## Task directions
Reproduce every record below exactly as it appears.

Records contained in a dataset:
----------

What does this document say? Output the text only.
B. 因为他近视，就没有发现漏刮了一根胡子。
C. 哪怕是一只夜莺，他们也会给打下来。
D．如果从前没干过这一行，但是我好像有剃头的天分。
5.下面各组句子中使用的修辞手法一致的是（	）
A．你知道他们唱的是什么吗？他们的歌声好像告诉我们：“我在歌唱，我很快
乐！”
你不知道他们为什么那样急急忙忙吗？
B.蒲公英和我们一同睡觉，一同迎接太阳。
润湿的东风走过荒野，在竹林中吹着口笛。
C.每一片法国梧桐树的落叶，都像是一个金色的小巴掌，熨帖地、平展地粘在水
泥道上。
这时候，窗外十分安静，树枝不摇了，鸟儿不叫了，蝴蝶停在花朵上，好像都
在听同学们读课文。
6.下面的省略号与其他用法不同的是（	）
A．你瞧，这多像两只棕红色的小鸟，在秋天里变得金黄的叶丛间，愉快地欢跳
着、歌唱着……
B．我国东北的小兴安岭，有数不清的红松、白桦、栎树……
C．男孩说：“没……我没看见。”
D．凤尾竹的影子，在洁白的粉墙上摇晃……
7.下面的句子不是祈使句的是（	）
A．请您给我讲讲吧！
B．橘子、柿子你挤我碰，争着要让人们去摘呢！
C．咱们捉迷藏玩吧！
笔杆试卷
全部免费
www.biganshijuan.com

----------

## Right answer
What does this document say? Output the text only.
B. 因为他近视，就没有发现漏刮了一根胡子。
C. 哪怕是一只夜莺，他们也会给打下来。
D．如果从前没干过这一行，但是我好像有剃头的天分。
5.下面各组句子中使用的修辞手法一致的是（	）
A．你知道他们唱的是什么吗？他们的歌声好像告诉我们：“我在歌唱，我很快
乐！”
你不知道他们为什么那样急急忙忙吗？
B.蒲公英和我们一同睡觉，一同迎接太阳。
润湿的东风走过荒野，在竹林中吹着口笛。
C.每一片法国梧桐树的落叶，都像是一个金色的小巴掌，熨帖地、平展地粘在水
泥道上。
这时候，窗外十分安静，树枝不摇了，鸟儿不叫了，蝴蝶停在花朵上，好像都
在听同学们读课文。
6.下面的省略号与其他用法不同的是（	）
A．你瞧，这多像两只棕红色的小鸟，在秋天里变得金黄的叶丛间，愉快地欢跳
着、歌唱着……
B．我国东北的小兴安岭，有数不清的红松、白桦、栎树……
C．男孩说：“没……我没看见。”
D．凤尾竹的影子，在洁白的粉墙上摇晃……
7.下面的句子不是祈使句的是（	）
A．请您给我讲讲吧！
B．橘子、柿子你挤我碰，争着要让人们去摘呢！
C．咱们捉迷藏玩吧！
笔杆试卷
全部免费
www.biganshijuan.com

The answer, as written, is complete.